§ **Listing**:
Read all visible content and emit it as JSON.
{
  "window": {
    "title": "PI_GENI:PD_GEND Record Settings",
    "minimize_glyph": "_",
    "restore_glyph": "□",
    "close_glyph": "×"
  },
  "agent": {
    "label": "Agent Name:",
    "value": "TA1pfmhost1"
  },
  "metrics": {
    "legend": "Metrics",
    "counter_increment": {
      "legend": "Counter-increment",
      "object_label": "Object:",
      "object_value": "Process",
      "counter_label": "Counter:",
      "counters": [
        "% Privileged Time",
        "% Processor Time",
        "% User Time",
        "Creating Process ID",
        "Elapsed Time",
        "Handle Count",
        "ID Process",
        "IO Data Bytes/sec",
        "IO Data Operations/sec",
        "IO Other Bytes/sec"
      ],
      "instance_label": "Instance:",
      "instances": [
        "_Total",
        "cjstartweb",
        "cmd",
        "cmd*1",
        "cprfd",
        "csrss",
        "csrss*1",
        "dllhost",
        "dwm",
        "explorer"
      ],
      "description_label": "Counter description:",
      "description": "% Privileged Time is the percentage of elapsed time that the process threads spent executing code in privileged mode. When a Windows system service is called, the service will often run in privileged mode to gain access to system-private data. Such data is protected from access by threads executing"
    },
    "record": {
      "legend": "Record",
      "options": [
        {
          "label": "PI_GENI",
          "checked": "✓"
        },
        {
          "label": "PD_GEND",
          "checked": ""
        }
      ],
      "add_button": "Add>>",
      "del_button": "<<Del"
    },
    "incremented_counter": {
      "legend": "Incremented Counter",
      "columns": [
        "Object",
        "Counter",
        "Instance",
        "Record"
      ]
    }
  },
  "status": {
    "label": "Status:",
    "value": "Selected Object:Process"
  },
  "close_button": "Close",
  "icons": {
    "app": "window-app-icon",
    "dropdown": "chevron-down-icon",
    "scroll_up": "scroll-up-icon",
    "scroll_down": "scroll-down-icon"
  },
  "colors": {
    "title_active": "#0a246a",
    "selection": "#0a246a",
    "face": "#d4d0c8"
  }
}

§ **Set problem**:
All of the data must be returned exactly.

§ **Exercise response**:
Read all visible content and emit it as JSON.
{
  "window": {
    "title": "PI_GENI:PD_GEND Record Settings",
    "minimize_glyph": "_",
    "restore_glyph": "□",
    "close_glyph": "×"
  },
  "agent": {
    "label": "Agent Name:",
    "value": "TA1pfmhost1"
  },
  "metrics": {
    "legend": "Metrics",
    "counter_increment": {
      "legend": "Counter-increment",
      "object_label": "Object:",
      "object_value": "Process",
      "counter_label": "Counter:",
      "counters": [
        "% Privileged Time",
        "% Processor Time",
        "% User Time",
        "Creating Process ID",
        "Elapsed Time",
        "Handle Count",
        "ID Process",
        "IO Data Bytes/sec",
        "IO Data Operations/sec",
        "IO Other Bytes/sec"
      ],
      "instance_label": "Instance:",
      "instances": [
        "_Total",
        "cjstartweb",
        "cmd",
        "cmd*1",
        "cprfd",
        "csrss",
        "csrss*1",
        "dllhost",
        "dwm",
        "explorer"
      ],
      "description_label": "Counter description:",
      "description": "% Privileged Time is the percentage of elapsed time that the process threads spent executing code in privileged mode. When a Windows system service is called, the service will often run in privileged mode to gain access to system-private data. Such data is protected from access by threads executing"
    },
    "record": {
      "legend": "Record",
      "options": [
        {
          "label": "PI_GENI",
          "checked": "✓"
        },
        {
          "label": "PD_GEND",
          "checked": ""
        }
      ],
      "add_button": "Add>>",
      "del_button": "<<Del"
    },
    "incremented_counter": {
      "legend": "Incremented Counter",
      "columns": [
        "Object",
        "Counter",
        "Instance",
        "Record"
      ]
    }
  },
  "status": {
    "label": "Status:",
    "value": "Selected Object:Process"
  },
  "close_button": "Close",
  "icons": {
    "app": "window-app-icon",
    "dropdown": "chevron-down-icon",
    "scroll_up": "scroll-up-icon",
    "scroll_down": "scroll-down-icon"
  },
  "colors": {
    "title_active": "#0a246a",
    "selection": "#0a246a",
    "face": "#d4d0c8"
  }
}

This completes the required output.